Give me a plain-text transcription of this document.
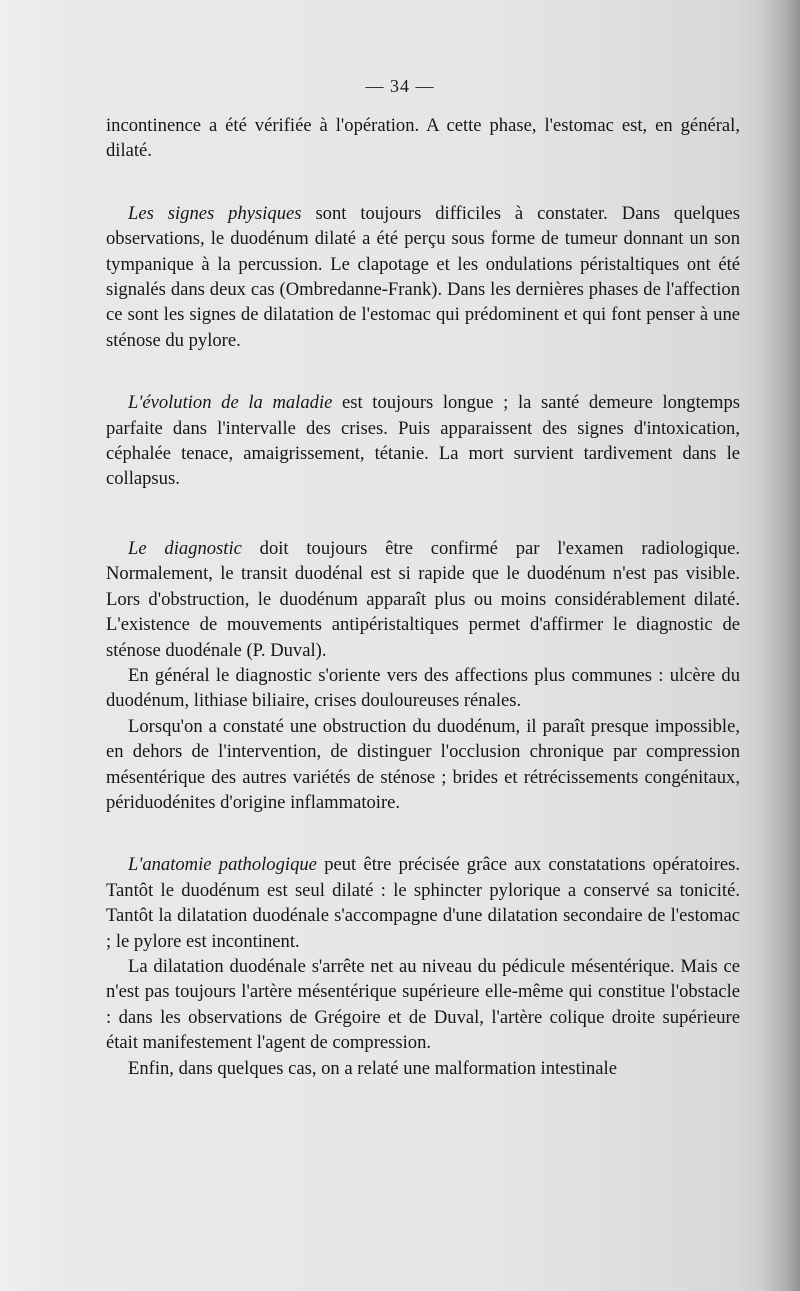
— 34 —

incontinence a été vérifiée à l'opération. A cette phase, l'estomac est, en général, dilaté.

Les signes physiques sont toujours difficiles à constater. Dans quelques observations, le duodénum dilaté a été perçu sous forme de tumeur donnant un son tympanique à la percussion. Le clapotage et les ondulations péristaltiques ont été signalés dans deux cas (Ombredanne-Frank). Dans les dernières phases de l'affection ce sont les signes de dilatation de l'estomac qui prédominent et qui font penser à une sténose du pylore.

L'évolution de la maladie est toujours longue ; la santé demeure longtemps parfaite dans l'intervalle des crises. Puis apparaissent des signes d'intoxication, céphalée tenace, amaigrissement, tétanie. La mort survient tardivement dans le collapsus.

Le diagnostic doit toujours être confirmé par l'examen radiologique. Normalement, le transit duodénal est si rapide que le duodénum n'est pas visible. Lors d'obstruction, le duodénum apparaît plus ou moins considérablement dilaté. L'existence de mouvements antipéristaltiques permet d'affirmer le diagnostic de sténose duodénale (P. Duval).

En général le diagnostic s'oriente vers des affections plus communes : ulcère du duodénum, lithiase biliaire, crises douloureuses rénales.

Lorsqu'on a constaté une obstruction du duodénum, il paraît presque impossible, en dehors de l'intervention, de distinguer l'occlusion chronique par compression mésentérique des autres variétés de sténose ; brides et rétrécissements congénitaux, périduodénites d'origine inflammatoire.

L'anatomie pathologique peut être précisée grâce aux constatations opératoires. Tantôt le duodénum est seul dilaté : le sphincter pylorique a conservé sa tonicité. Tantôt la dilatation duodénale s'accompagne d'une dilatation secondaire de l'estomac ; le pylore est incontinent.

La dilatation duodénale s'arrête net au niveau du pédicule mésentérique. Mais ce n'est pas toujours l'artère mésentérique supérieure elle-même qui constitue l'obstacle : dans les observations de Grégoire et de Duval, l'artère colique droite supérieure était manifestement l'agent de compression.

Enfin, dans quelques cas, on a relaté une malformation intestinale
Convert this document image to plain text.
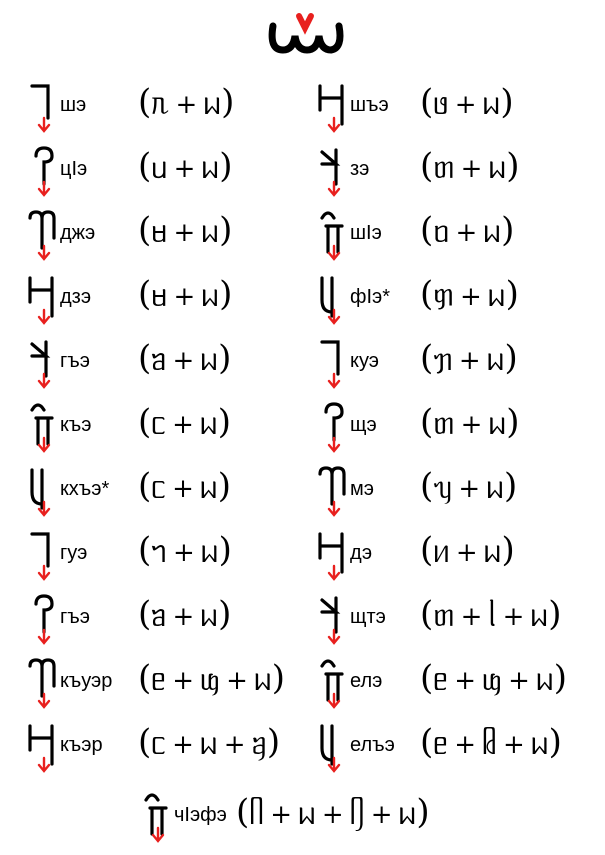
шэ (ᥰ + ᥕ)
цӀэ (ᥙ + ᥕ)
джэ (ᥛ + ᥕ)
дзэ (ᥛ + ᥕ)
гъэ (ᥑ + ᥕ)
къэ (ᥴ + ᥕ)
кхъэ* (ᥴ + ᥕ)
гуэ (ᥐ + ᥕ)
гъэ (ᥑ + ᥕ)
къуэр (ᥱ + ᥜ + ᥕ)
къэр (ᥴ + ᥕ + ᥠ)
шъэ (ᥳ + ᥕ)
зэ (ᥖ + ᥕ)
шӀэ (ᥝ + ᥕ)
фӀэ* (ᥞ + ᥕ)
куэ (ᥟ + ᥕ)
щэ (ᥖ + ᥕ)
мэ (ᥡ + ᥕ)
дэ (ᥢ + ᥕ)
щтэ (ᥖ + ᥣ + ᥕ)
елэ (ᥱ + ᥜ + ᥕ)
елъэ (ᥱ + ᥤ + ᥕ)
чӀэфэ (ᥥ + ᥕ + ᥦ + ᥕ)
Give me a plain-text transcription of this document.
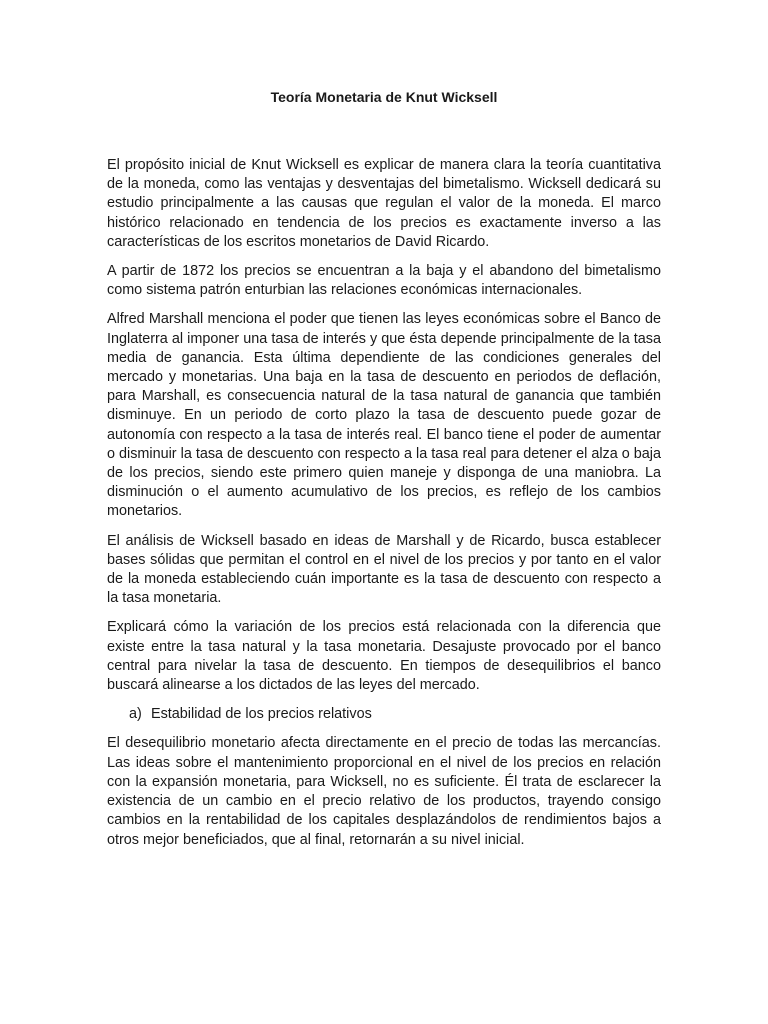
Teoría Monetaria de Knut Wicksell

El propósito inicial de Knut Wicksell es explicar de manera clara la teoría cuantitativa de la moneda, como las ventajas y desventajas del bimetalismo. Wicksell dedicará su estudio principalmente a las causas que regulan el valor de la moneda. El marco histórico relacionado en tendencia de los precios es exactamente inverso a las características de los escritos monetarios de David Ricardo.

A partir de 1872 los precios se encuentran a la baja y el abandono del bimetalismo como sistema patrón enturbian las relaciones económicas internacionales.

Alfred Marshall menciona el poder que tienen las leyes económicas sobre el Banco de Inglaterra al imponer una tasa de interés y que ésta depende principalmente de la tasa media de ganancia. Esta última dependiente de las condiciones generales del mercado y monetarias. Una baja en la tasa de descuento en periodos de deflación, para Marshall, es consecuencia natural de la tasa natural de ganancia que también disminuye. En un periodo de corto plazo la tasa de descuento puede gozar de autonomía con respecto a la tasa de interés real. El banco tiene el poder de aumentar o disminuir la tasa de descuento con respecto a la tasa real para detener el alza o baja de los precios, siendo este primero quien maneje y disponga de una maniobra. La disminución o el aumento acumulativo de los precios, es reflejo de los cambios monetarios.

El análisis de Wicksell basado en ideas de Marshall y de Ricardo, busca establecer bases sólidas que permitan el control en el nivel de los precios y por tanto en el valor de la moneda estableciendo cuán importante es la tasa de descuento con respecto a la tasa monetaria.

Explicará cómo la variación de los precios está relacionada con la diferencia que existe entre la tasa natural y la tasa monetaria. Desajuste provocado por el banco central para nivelar la tasa de descuento. En tiempos de desequilibrios el banco buscará alinearse a los dictados de las leyes del mercado.

a) Estabilidad de los precios relativos

El desequilibrio monetario afecta directamente en el precio de todas las mercancías. Las ideas sobre el mantenimiento proporcional en el nivel de los precios en relación con la expansión monetaria, para Wicksell, no es suficiente. Él trata de esclarecer la existencia de un cambio en el precio relativo de los productos, trayendo consigo cambios en la rentabilidad de los capitales desplazándolos de rendimientos bajos a otros mejor beneficiados, que al final, retornarán a su nivel inicial.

┄┄┄┄┄┄

◆ **Goal**:
Scan the material above for the string "général" and report each line where you find it.

◆ **Exercise response**:
incontinence a été vérifiée à l'opération. A cette phase, l'estomac est, en général, dilaté.
En général le diagnostic s'oriente vers des affections plus communes : ulcère du duodénum, lithiase biliaire, crises douloureuses rénales.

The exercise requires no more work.